— start RECORDS SUPPLIED —

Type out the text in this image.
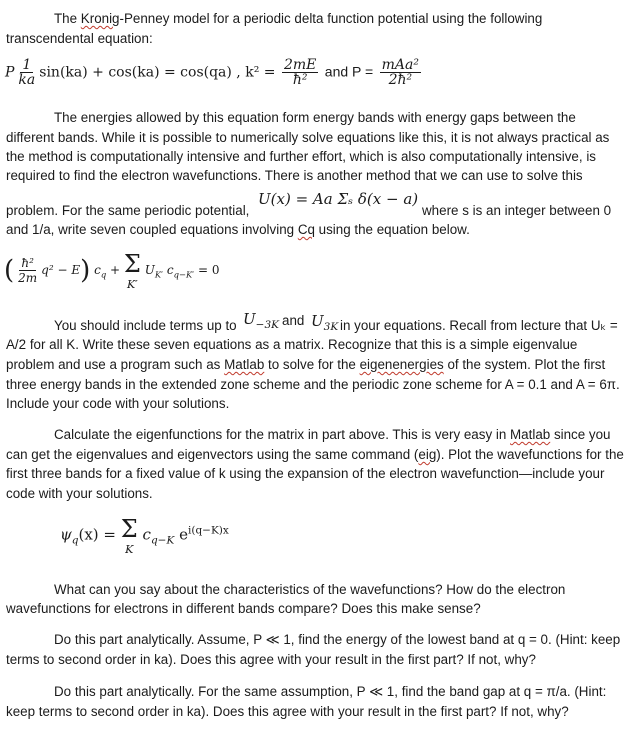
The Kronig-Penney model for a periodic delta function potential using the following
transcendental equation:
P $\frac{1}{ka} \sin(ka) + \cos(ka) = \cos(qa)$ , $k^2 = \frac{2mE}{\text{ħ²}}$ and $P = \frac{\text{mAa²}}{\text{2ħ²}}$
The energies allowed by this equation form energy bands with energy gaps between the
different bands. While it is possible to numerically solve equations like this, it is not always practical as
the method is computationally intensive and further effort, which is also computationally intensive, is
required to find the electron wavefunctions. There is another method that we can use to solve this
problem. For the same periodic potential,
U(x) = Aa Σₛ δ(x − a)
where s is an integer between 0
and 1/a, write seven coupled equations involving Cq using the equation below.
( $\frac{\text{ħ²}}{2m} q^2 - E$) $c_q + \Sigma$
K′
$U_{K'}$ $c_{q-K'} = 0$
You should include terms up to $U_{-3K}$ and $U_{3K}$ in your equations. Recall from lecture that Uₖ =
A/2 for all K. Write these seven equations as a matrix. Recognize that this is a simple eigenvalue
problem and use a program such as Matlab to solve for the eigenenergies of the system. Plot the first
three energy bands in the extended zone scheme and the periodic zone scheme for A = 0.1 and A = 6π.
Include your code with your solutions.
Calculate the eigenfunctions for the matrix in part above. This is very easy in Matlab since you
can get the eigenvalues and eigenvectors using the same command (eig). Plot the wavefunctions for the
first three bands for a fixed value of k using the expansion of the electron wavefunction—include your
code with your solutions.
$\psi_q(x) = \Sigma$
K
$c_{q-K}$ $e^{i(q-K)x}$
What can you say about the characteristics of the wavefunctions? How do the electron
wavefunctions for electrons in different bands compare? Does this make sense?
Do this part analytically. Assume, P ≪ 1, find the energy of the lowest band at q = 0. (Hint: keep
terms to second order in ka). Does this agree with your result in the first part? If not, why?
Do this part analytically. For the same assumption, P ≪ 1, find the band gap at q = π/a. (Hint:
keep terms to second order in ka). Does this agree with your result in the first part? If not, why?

— end RECORDS SUPPLIED —
— start RECORDS SUPPLIED —

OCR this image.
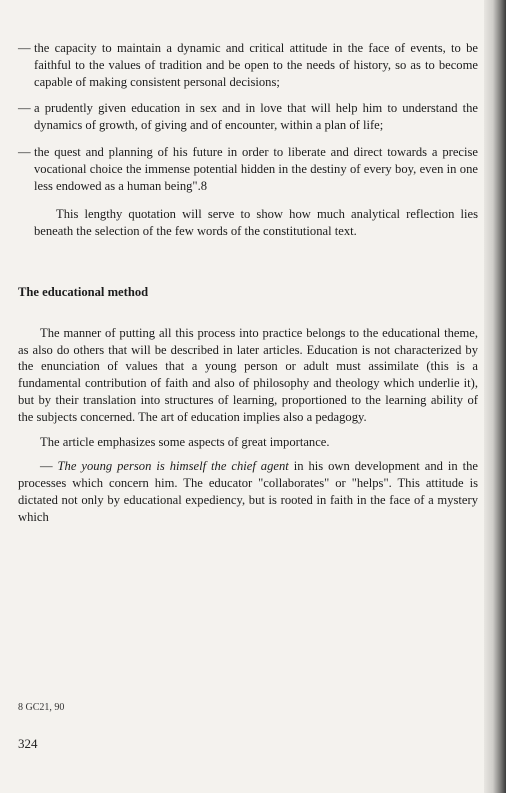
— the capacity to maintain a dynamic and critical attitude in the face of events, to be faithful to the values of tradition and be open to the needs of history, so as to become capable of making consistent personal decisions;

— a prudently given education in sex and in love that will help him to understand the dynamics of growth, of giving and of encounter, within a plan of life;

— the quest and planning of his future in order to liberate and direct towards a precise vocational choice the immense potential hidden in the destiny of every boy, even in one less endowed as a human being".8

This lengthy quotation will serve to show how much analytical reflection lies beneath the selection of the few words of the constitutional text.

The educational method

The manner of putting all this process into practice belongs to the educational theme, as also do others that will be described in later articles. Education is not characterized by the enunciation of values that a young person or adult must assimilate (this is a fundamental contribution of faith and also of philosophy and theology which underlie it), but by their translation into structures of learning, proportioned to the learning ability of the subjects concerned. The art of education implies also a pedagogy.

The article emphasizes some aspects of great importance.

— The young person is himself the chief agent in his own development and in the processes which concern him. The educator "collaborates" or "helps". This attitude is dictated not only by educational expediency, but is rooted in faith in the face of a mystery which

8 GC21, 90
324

— end RECORDS SUPPLIED —
— start RECORDS SUPPLIED —

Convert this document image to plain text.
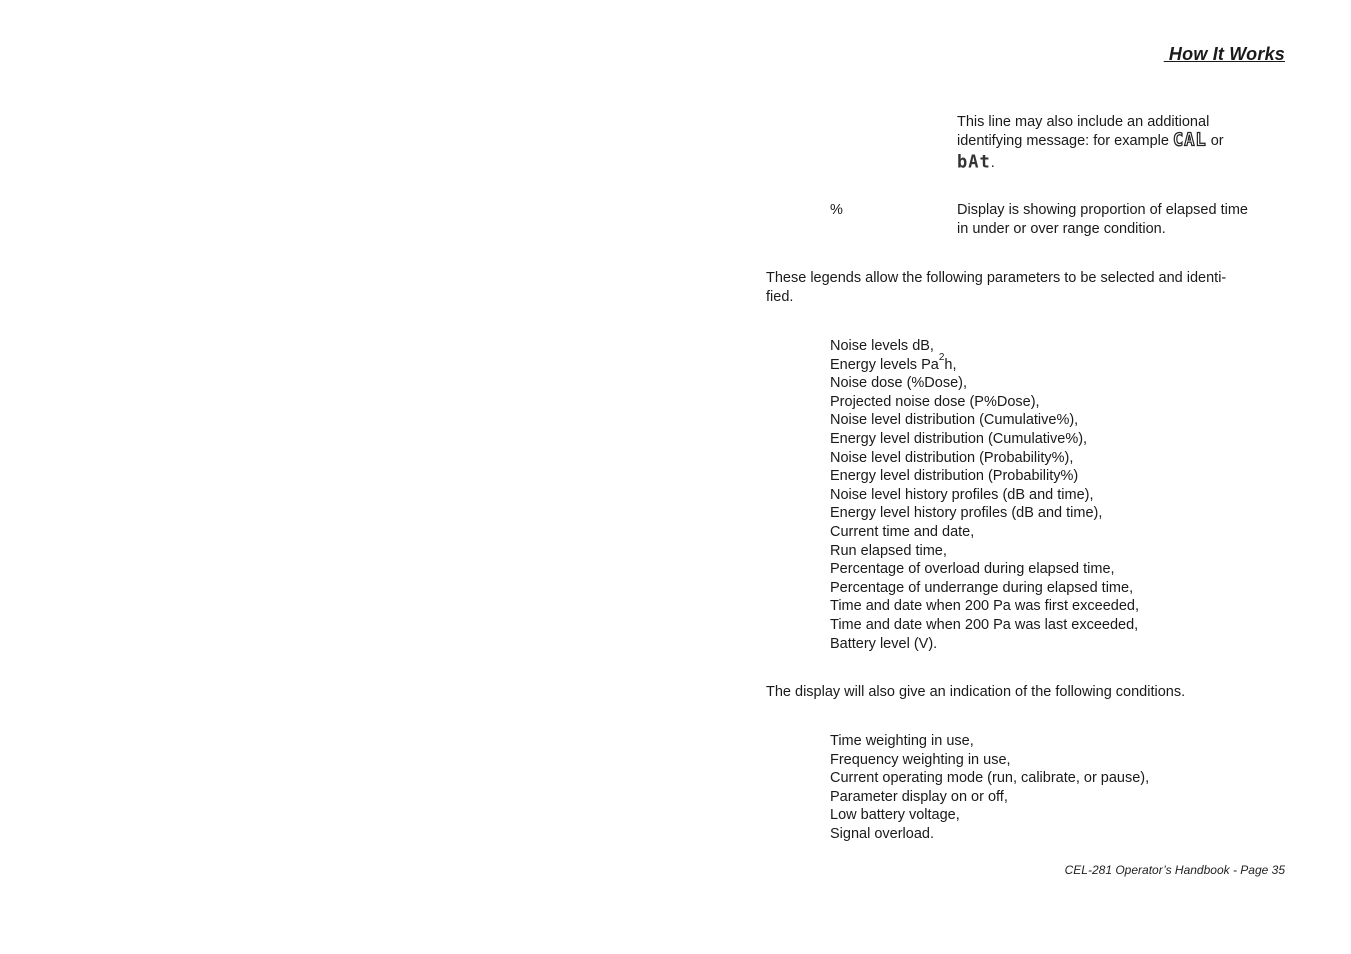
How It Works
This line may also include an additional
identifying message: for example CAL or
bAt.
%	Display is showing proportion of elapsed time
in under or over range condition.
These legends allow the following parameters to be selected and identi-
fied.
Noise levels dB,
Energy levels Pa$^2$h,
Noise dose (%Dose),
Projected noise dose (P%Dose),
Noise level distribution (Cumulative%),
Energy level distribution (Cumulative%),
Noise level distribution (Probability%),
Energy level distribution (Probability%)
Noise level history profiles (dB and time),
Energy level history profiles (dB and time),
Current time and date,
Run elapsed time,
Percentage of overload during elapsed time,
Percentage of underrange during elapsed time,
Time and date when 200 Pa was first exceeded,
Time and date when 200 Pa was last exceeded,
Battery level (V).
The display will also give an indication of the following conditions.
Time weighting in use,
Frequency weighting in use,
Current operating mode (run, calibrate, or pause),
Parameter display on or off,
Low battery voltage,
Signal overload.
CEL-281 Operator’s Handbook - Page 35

— end RECORDS SUPPLIED —

Extract each line holding the string "agree".

TASK SOLUTION>
terms to second order in ka). Does this agree with your result in the first part? If not, why?
keep terms to second order in ka). Does this agree with your result in the first part? If not, why?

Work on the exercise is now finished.